• [DATA SECTION]:
# # # # #
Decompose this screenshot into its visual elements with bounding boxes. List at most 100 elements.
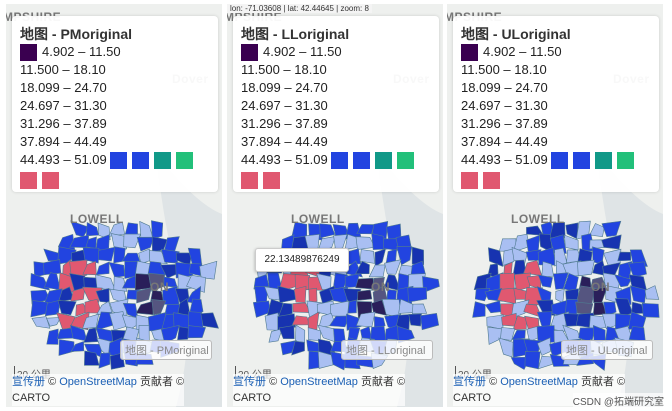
region	[502, 248, 516, 266]
region	[280, 340, 297, 356]
region	[368, 264, 386, 278]
region	[268, 328, 283, 343]
legend-swatch	[461, 172, 478, 190]
region	[537, 274, 553, 288]
map-label: LOWELL	[70, 212, 124, 226]
legend-row: 31.296 – 37.89	[241, 116, 328, 131]
legend-label: 18.099 – 24.70	[20, 80, 107, 95]
attribution-sep: ©	[489, 376, 498, 388]
legend-row	[461, 172, 505, 190]
legend-row: 11.500 – 18.10	[461, 62, 547, 77]
region	[151, 220, 164, 240]
layer-button[interactable]: 地图 - LLoriginal	[341, 340, 433, 360]
region	[278, 325, 295, 339]
legend-row	[20, 172, 64, 190]
region	[123, 233, 142, 249]
map-panel: MPSHIREDoverLOWELLON地图 - PMoriginal4.902…	[6, 4, 222, 407]
legend-row: 44.493 – 51.09	[20, 152, 198, 170]
region	[200, 312, 219, 329]
legend-swatch	[572, 152, 590, 170]
region	[293, 285, 307, 303]
region	[136, 236, 155, 252]
region	[374, 316, 386, 330]
region	[46, 317, 62, 327]
legend-label: 37.894 – 44.49	[20, 134, 107, 149]
region	[536, 311, 553, 329]
region	[575, 301, 594, 316]
link[interactable]: OpenStreetMap	[59, 376, 137, 388]
region	[291, 340, 305, 356]
map-label: LOWELL	[511, 212, 565, 226]
region	[109, 311, 127, 331]
legend-row: 4.902 – 11.50	[20, 44, 121, 62]
legend-row: 24.697 – 31.30	[461, 98, 548, 113]
region	[359, 249, 375, 264]
region	[407, 287, 428, 303]
legend-swatch	[241, 172, 258, 190]
legend-row: 44.493 – 51.09	[461, 152, 639, 170]
legend-title: 地图 - ULoriginal	[461, 26, 571, 42]
layer-button[interactable]: 地图 - ULoriginal	[561, 340, 653, 360]
link[interactable]: 宣传册	[453, 376, 486, 388]
link[interactable]: OpenStreetMap	[280, 376, 358, 388]
legend-label: 37.894 – 44.49	[241, 134, 328, 149]
link[interactable]: 宣传册	[233, 376, 266, 388]
link[interactable]: 宣传册	[12, 376, 45, 388]
legend-swatch	[175, 152, 193, 170]
link[interactable]: OpenStreetMap	[500, 376, 578, 388]
region	[601, 220, 622, 237]
region	[577, 259, 595, 277]
legend-swatch	[594, 152, 612, 170]
region	[500, 327, 516, 341]
region	[308, 287, 318, 303]
region	[319, 223, 336, 239]
region	[70, 287, 86, 302]
status-bar: lon: -71.03608 | lat: 42.44645 | zoom: 8	[227, 4, 372, 13]
legend-label: 24.697 – 31.30	[241, 98, 328, 113]
region	[199, 260, 218, 280]
legend-label: 24.697 – 31.30	[20, 98, 107, 113]
legend-label: 4.902 – 11.50	[483, 44, 562, 59]
legend-row: 31.296 – 37.89	[20, 116, 107, 131]
region	[644, 285, 660, 300]
legend-swatch	[396, 152, 414, 170]
tooltip: 22.13489876249	[255, 248, 349, 272]
legend-swatch	[483, 172, 500, 190]
legend-label: 18.099 – 24.70	[461, 80, 548, 95]
region	[160, 324, 180, 345]
legend-label: 44.493 – 51.09	[241, 152, 328, 167]
region	[307, 327, 321, 341]
legend-label: 31.296 – 37.89	[20, 116, 107, 131]
legend-swatch	[20, 172, 37, 190]
region	[277, 302, 293, 319]
region	[537, 355, 554, 370]
legend-swatch	[42, 172, 59, 190]
region	[603, 301, 617, 317]
legend-row: 4.902 – 11.50	[241, 44, 342, 62]
region	[488, 247, 504, 267]
legend-label: 31.296 – 37.89	[241, 116, 328, 131]
region	[43, 259, 62, 275]
region	[498, 337, 514, 358]
legend-label: 11.500 – 18.10	[20, 62, 106, 77]
region	[630, 285, 647, 304]
legend-swatch	[263, 172, 280, 190]
region	[95, 288, 110, 303]
region	[553, 272, 569, 290]
region	[355, 260, 370, 275]
legend-row: 24.697 – 31.30	[241, 98, 328, 113]
legend-title: 地图 - LLoriginal	[241, 26, 350, 42]
region	[524, 350, 541, 370]
layer-button[interactable]: 地图 - PMoriginal	[120, 340, 212, 360]
region	[511, 329, 526, 340]
region	[264, 312, 279, 331]
region	[97, 246, 116, 262]
attribution-text: 贡献者 ©	[360, 376, 406, 388]
region	[328, 315, 350, 328]
legend-swatch	[241, 44, 258, 62]
legend-row: 18.099 – 24.70	[241, 80, 328, 95]
attribution-line2: CARTO	[453, 392, 492, 404]
region	[96, 261, 110, 276]
legend-label: 4.902 – 11.50	[263, 44, 342, 59]
legend-row	[241, 172, 285, 190]
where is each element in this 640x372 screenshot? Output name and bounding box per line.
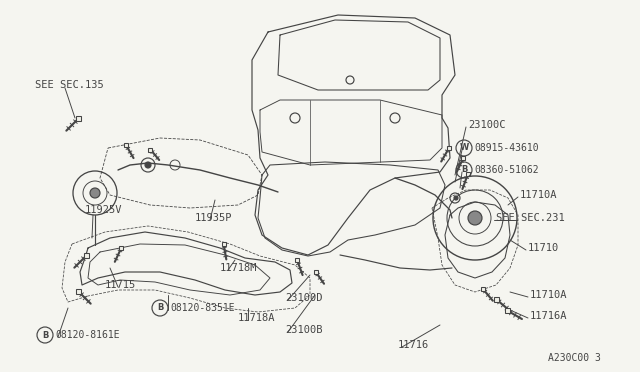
# # # # #
• [STATED EXERCISE]:
Please copy all of the material above word for word and line by line, leaving out the pictures.

• [EXERCISE OUTPUT]:
Decompose this screenshot into its visual elements with bounding boxes. List at most 100 elements.
region	[502, 248, 516, 266]
region	[280, 340, 297, 356]
region	[368, 264, 386, 278]
region	[268, 328, 283, 343]
legend-swatch	[461, 172, 478, 190]
region	[537, 274, 553, 288]
map-label: LOWELL	[70, 212, 124, 226]
legend-row: 31.296 – 37.89	[241, 116, 328, 131]
legend-label: 18.099 – 24.70	[20, 80, 107, 95]
attribution-sep: ©	[489, 376, 498, 388]
legend-row	[461, 172, 505, 190]
legend-row: 11.500 – 18.10	[461, 62, 547, 77]
region	[151, 220, 164, 240]
layer-button[interactable]: 地图 - LLoriginal	[341, 340, 433, 360]
region	[278, 325, 295, 339]
legend-row	[20, 172, 64, 190]
region	[123, 233, 142, 249]
map-panel: MPSHIREDoverLOWELLON地图 - PMoriginal4.902…	[6, 4, 222, 407]
legend-row: 44.493 – 51.09	[20, 152, 198, 170]
region	[200, 312, 219, 329]
legend-swatch	[572, 152, 590, 170]
region	[293, 285, 307, 303]
region	[136, 236, 155, 252]
region	[374, 316, 386, 330]
region	[46, 317, 62, 327]
legend-label: 37.894 – 44.49	[20, 134, 107, 149]
region	[536, 311, 553, 329]
region	[575, 301, 594, 316]
link[interactable]: OpenStreetMap	[59, 376, 137, 388]
region	[291, 340, 305, 356]
map-label: LOWELL	[511, 212, 565, 226]
region	[109, 311, 127, 331]
legend-row: 4.902 – 11.50	[20, 44, 121, 62]
legend-row: 24.697 – 31.30	[461, 98, 548, 113]
region	[359, 249, 375, 264]
region	[407, 287, 428, 303]
legend-swatch	[241, 172, 258, 190]
legend-row: 44.493 – 51.09	[461, 152, 639, 170]
legend-title: 地图 - ULoriginal	[461, 26, 571, 42]
layer-button[interactable]: 地图 - ULoriginal	[561, 340, 653, 360]
link[interactable]: 宣传册	[453, 376, 486, 388]
link[interactable]: OpenStreetMap	[280, 376, 358, 388]
legend-label: 37.894 – 44.49	[241, 134, 328, 149]
link[interactable]: 宣传册	[233, 376, 266, 388]
link[interactable]: 宣传册	[12, 376, 45, 388]
legend-swatch	[175, 152, 193, 170]
link[interactable]: OpenStreetMap	[500, 376, 578, 388]
region	[601, 220, 622, 237]
region	[577, 259, 595, 277]
legend-swatch	[594, 152, 612, 170]
region	[500, 327, 516, 341]
region	[308, 287, 318, 303]
region	[319, 223, 336, 239]
region	[70, 287, 86, 302]
status-bar: lon: -71.03608 | lat: 42.44645 | zoom: 8	[227, 4, 372, 13]
legend-label: 24.697 – 31.30	[241, 98, 328, 113]
region	[199, 260, 218, 280]
legend-label: 24.697 – 31.30	[20, 98, 107, 113]
legend-label: 4.902 – 11.50	[483, 44, 562, 59]
legend-row: 31.296 – 37.89	[20, 116, 107, 131]
region	[644, 285, 660, 300]
legend-swatch	[396, 152, 414, 170]
tooltip: 22.13489876249	[255, 248, 349, 272]
legend-swatch	[483, 172, 500, 190]
legend-label: 18.099 – 24.70	[461, 80, 548, 95]
region	[160, 324, 180, 345]
legend-label: 44.493 – 51.09	[241, 152, 328, 167]
region	[307, 327, 321, 341]
legend-label: 31.296 – 37.89	[20, 116, 107, 131]
legend-swatch	[20, 172, 37, 190]
region	[277, 302, 293, 319]
region	[537, 355, 554, 370]
legend-swatch	[42, 172, 59, 190]
region	[603, 301, 617, 317]
legend-row: 4.902 – 11.50	[241, 44, 342, 62]
region	[488, 247, 504, 267]
legend-label: 31.296 – 37.89	[241, 116, 328, 131]
region	[43, 259, 62, 275]
region	[498, 337, 514, 358]
legend-label: 11.500 – 18.10	[20, 62, 106, 77]
region	[630, 285, 647, 304]
legend-swatch	[263, 172, 280, 190]
region	[95, 288, 110, 303]
region	[553, 272, 569, 290]
region	[355, 260, 370, 275]
legend-row: 24.697 – 31.30	[241, 98, 328, 113]
legend-title: 地图 - LLoriginal	[241, 26, 350, 42]
region	[524, 350, 541, 370]
layer-button[interactable]: 地图 - PMoriginal	[120, 340, 212, 360]
region	[511, 329, 526, 340]
region	[264, 312, 279, 331]
region	[97, 246, 116, 262]
attribution-text: 贡献者 ©	[360, 376, 406, 388]
region	[328, 315, 350, 328]
legend-swatch	[241, 44, 258, 62]
legend-row: 18.099 – 24.70	[241, 80, 328, 95]
attribution-line2: CARTO	[453, 392, 492, 404]
region	[96, 261, 110, 276]
legend-label: 4.902 – 11.50	[263, 44, 342, 59]
legend-row	[241, 172, 285, 190]
where is each element in this 640x372 screenshot? Output name and bounding box per line.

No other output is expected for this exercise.